## [STATED EXERCISE]
Every line below must be reproduced exactly. Copy them all.

## [STORED RECORDS]

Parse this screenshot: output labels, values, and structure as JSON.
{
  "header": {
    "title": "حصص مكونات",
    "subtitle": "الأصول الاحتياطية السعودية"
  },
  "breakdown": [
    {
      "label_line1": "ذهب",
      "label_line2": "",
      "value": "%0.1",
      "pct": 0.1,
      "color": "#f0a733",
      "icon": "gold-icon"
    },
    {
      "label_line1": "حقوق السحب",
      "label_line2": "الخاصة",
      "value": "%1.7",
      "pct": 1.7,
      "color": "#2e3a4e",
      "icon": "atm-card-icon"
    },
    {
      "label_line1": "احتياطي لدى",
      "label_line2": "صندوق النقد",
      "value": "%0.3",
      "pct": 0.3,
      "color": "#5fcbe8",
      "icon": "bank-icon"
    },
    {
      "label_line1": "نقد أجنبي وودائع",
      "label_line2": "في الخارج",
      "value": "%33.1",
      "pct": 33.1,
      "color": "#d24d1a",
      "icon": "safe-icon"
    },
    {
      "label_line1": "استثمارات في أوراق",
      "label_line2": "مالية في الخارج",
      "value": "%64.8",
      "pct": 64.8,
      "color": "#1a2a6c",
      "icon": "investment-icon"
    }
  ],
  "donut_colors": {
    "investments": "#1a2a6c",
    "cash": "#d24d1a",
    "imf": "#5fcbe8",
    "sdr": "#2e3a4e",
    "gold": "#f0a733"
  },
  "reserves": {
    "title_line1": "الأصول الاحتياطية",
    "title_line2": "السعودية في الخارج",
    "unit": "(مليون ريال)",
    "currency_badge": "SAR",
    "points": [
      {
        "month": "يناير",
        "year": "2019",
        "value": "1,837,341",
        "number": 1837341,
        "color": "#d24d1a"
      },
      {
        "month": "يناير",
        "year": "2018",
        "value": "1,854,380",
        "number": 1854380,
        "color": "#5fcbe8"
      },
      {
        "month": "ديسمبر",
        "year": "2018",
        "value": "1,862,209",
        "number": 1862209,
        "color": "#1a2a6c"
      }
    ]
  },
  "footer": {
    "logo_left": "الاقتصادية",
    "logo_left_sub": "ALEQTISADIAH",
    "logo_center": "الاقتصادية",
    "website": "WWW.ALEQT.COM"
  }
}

## [ANSWER TO THIS EXERCISE]
Parse this screenshot: output labels, values, and structure as JSON.
{
  "header": {
    "title": "حصص مكونات",
    "subtitle": "الأصول الاحتياطية السعودية"
  },
  "breakdown": [
    {
      "label_line1": "ذهب",
      "label_line2": "",
      "value": "%0.1",
      "pct": 0.1,
      "color": "#f0a733",
      "icon": "gold-icon"
    },
    {
      "label_line1": "حقوق السحب",
      "label_line2": "الخاصة",
      "value": "%1.7",
      "pct": 1.7,
      "color": "#2e3a4e",
      "icon": "atm-card-icon"
    },
    {
      "label_line1": "احتياطي لدى",
      "label_line2": "صندوق النقد",
      "value": "%0.3",
      "pct": 0.3,
      "color": "#5fcbe8",
      "icon": "bank-icon"
    },
    {
      "label_line1": "نقد أجنبي وودائع",
      "label_line2": "في الخارج",
      "value": "%33.1",
      "pct": 33.1,
      "color": "#d24d1a",
      "icon": "safe-icon"
    },
    {
      "label_line1": "استثمارات في أوراق",
      "label_line2": "مالية في الخارج",
      "value": "%64.8",
      "pct": 64.8,
      "color": "#1a2a6c",
      "icon": "investment-icon"
    }
  ],
  "donut_colors": {
    "investments": "#1a2a6c",
    "cash": "#d24d1a",
    "imf": "#5fcbe8",
    "sdr": "#2e3a4e",
    "gold": "#f0a733"
  },
  "reserves": {
    "title_line1": "الأصول الاحتياطية",
    "title_line2": "السعودية في الخارج",
    "unit": "(مليون ريال)",
    "currency_badge": "SAR",
    "points": [
      {
        "month": "يناير",
        "year": "2019",
        "value": "1,837,341",
        "number": 1837341,
        "color": "#d24d1a"
      },
      {
        "month": "يناير",
        "year": "2018",
        "value": "1,854,380",
        "number": 1854380,
        "color": "#5fcbe8"
      },
      {
        "month": "ديسمبر",
        "year": "2018",
        "value": "1,862,209",
        "number": 1862209,
        "color": "#1a2a6c"
      }
    ]
  },
  "footer": {
    "logo_left": "الاقتصادية",
    "logo_left_sub": "ALEQTISADIAH",
    "logo_center": "الاقتصادية",
    "website": "WWW.ALEQT.COM"
  }
}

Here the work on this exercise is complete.